● **Goal**: Pull every line containing the word "this" from the records.
▬▬▬
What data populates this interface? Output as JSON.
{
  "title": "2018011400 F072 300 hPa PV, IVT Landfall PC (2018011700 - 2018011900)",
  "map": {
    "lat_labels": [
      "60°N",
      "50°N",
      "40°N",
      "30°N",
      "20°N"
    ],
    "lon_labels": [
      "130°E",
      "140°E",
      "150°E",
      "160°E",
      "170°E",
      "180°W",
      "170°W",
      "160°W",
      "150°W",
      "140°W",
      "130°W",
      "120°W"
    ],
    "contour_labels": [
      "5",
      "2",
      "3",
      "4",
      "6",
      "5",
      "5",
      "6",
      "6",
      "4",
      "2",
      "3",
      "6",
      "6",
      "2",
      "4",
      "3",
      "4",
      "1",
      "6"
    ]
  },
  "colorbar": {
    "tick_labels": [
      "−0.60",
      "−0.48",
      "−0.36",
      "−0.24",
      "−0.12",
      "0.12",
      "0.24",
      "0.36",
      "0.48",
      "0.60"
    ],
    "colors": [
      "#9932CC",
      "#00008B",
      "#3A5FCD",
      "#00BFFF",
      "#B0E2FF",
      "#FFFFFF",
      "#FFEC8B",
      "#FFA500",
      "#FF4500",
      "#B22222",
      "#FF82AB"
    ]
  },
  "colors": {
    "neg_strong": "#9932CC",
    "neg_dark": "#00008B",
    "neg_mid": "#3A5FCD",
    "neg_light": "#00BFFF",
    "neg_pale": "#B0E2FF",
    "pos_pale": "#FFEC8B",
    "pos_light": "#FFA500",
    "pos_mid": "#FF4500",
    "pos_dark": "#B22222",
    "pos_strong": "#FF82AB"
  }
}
▬▬▬
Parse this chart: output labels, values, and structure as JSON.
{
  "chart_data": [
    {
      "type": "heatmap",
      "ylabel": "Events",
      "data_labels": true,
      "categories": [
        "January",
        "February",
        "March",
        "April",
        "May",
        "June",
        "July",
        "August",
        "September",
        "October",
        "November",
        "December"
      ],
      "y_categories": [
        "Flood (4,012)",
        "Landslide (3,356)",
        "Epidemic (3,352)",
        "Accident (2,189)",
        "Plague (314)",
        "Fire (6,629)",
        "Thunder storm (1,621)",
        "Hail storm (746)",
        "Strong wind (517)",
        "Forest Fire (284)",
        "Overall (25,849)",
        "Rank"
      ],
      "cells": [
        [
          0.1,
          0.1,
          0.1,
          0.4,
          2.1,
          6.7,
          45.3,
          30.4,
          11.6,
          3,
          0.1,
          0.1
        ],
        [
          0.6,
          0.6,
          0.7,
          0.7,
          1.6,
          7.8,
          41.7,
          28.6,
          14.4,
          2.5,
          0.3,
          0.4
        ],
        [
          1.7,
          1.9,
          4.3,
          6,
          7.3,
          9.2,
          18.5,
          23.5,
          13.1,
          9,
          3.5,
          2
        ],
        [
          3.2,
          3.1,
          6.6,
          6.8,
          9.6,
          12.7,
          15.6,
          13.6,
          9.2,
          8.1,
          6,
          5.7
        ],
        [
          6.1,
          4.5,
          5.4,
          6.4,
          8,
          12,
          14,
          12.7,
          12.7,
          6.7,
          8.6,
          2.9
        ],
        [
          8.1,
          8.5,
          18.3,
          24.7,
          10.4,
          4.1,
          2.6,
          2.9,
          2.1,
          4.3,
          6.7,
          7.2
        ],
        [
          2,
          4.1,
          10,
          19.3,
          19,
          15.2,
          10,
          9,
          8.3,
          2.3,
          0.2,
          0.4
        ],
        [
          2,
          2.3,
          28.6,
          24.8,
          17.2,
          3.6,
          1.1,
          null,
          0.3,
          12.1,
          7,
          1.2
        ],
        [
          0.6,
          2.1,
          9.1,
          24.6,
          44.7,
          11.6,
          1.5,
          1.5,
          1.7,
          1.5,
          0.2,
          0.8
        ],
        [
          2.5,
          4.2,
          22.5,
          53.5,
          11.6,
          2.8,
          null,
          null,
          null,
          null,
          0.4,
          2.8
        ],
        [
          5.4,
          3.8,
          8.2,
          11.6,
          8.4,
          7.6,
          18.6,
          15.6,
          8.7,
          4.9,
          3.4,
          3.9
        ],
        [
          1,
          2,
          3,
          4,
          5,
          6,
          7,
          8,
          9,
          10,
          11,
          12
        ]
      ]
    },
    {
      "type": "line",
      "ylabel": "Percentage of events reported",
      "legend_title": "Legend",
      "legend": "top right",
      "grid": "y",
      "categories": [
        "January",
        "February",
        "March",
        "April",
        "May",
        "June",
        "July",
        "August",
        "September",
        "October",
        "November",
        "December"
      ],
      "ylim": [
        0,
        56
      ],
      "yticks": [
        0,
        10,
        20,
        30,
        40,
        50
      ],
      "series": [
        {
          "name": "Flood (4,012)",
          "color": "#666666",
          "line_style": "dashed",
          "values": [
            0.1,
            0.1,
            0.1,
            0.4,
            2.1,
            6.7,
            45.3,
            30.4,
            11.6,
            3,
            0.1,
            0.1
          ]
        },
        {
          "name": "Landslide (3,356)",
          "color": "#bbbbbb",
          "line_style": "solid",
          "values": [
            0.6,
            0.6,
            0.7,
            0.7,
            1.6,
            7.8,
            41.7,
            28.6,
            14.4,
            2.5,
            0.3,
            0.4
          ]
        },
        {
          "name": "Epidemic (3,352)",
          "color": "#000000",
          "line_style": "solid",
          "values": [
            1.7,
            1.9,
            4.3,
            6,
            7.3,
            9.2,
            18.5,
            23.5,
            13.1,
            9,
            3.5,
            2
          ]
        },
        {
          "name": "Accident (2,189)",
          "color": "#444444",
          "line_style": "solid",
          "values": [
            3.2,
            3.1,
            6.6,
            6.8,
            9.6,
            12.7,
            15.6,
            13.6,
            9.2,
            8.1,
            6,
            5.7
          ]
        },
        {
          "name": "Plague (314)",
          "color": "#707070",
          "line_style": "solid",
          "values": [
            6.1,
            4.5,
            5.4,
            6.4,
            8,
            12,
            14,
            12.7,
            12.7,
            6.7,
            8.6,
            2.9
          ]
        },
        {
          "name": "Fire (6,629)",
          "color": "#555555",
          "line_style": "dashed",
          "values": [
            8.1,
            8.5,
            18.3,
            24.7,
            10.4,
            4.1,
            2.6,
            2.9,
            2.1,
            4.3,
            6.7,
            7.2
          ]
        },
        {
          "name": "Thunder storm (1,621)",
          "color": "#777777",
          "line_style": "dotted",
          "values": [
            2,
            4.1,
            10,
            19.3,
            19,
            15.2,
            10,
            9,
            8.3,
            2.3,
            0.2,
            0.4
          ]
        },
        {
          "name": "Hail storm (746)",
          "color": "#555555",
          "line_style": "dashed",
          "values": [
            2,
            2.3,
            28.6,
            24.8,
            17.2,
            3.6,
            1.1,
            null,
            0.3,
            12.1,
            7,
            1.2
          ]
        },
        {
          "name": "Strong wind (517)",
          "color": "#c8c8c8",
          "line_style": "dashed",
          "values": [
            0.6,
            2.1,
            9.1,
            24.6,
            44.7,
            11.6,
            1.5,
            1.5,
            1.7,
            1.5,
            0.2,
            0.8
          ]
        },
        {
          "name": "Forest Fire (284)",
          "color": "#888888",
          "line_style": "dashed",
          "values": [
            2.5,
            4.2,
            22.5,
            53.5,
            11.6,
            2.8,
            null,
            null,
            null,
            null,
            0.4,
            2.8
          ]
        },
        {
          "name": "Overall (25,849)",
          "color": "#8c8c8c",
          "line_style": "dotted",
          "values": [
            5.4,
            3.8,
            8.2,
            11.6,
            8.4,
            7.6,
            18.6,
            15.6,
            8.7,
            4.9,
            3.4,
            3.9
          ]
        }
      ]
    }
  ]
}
▬▬▬
● **Response below**:
What data populates this interface? Output as JSON.
Parse this chart: output labels, values, and structure as JSON.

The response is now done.